This Article is From May 28, 2014

Modi and Sharif Must Now Walk The Talk

(Siddharth Varadarajan is a Senior Fellow at the Centre for Public Affairs and Critical Theory, Shiv Nadar University, New Delhi)

Three hours. That's how long it took Narendra Modi, then India's Prime Minister-elect, to reciprocate Nawaz Sharif's congratulatory telephone call on May 16 with a return call inviting the Pakistani Prime Minister to attend his swearing-in ceremony. Sharif apparently assured Modi that he would come but said he would announce his decision after consulting all political parties and stakeholders on his side.

For both leaders, the decision to choreograph a meeting in this manner represented a giant leap of faith, an act of risk-taking and courage that provides India and Pakistan with yet another chance to move their cursed relationship forward.

The fact that the process of consultation at Nawaz Sharif's end took five days underscores the complex set of constraints the Pakistani PM faces as he seeks to improve ties with India. Modi, on the other hand, will encounter little resistance given the number of seats he won for the Bharatiya Janata Party in an election campaign fought largely in his name. His bold decision to break the ice with Pakistan on day one of his Prime Ministership sent a message to both the BJP-RSS and to hardliners within the Indian security-diplomatic establishment that he did not intend to be a prisoner of his past rhetoric.

◆ Aim
Retype the stretch of the article on Modi and Sharif from "This Article is" through "University, New Delhi)".

◆ Given information
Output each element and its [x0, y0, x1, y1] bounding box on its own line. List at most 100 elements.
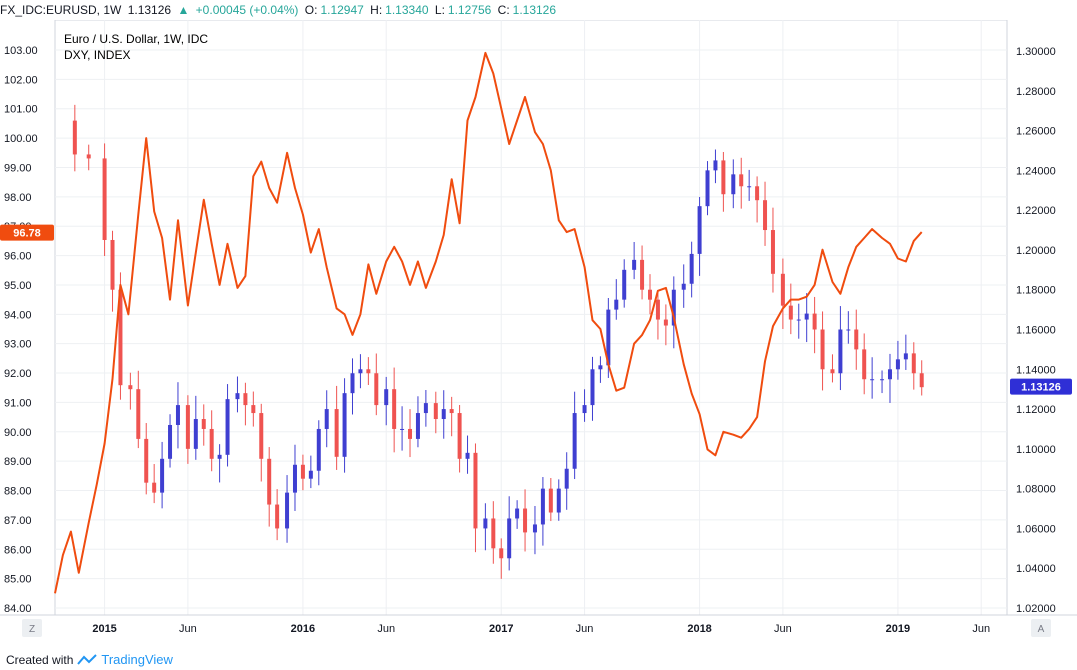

◆ The response
This Article is From May 28, 2014

Modi and Sharif Must Now Walk The Talk

(Siddharth Varadarajan is a Senior Fellow at the Centre for Public Affairs and Critical Theory, Shiv Nadar University, New Delhi)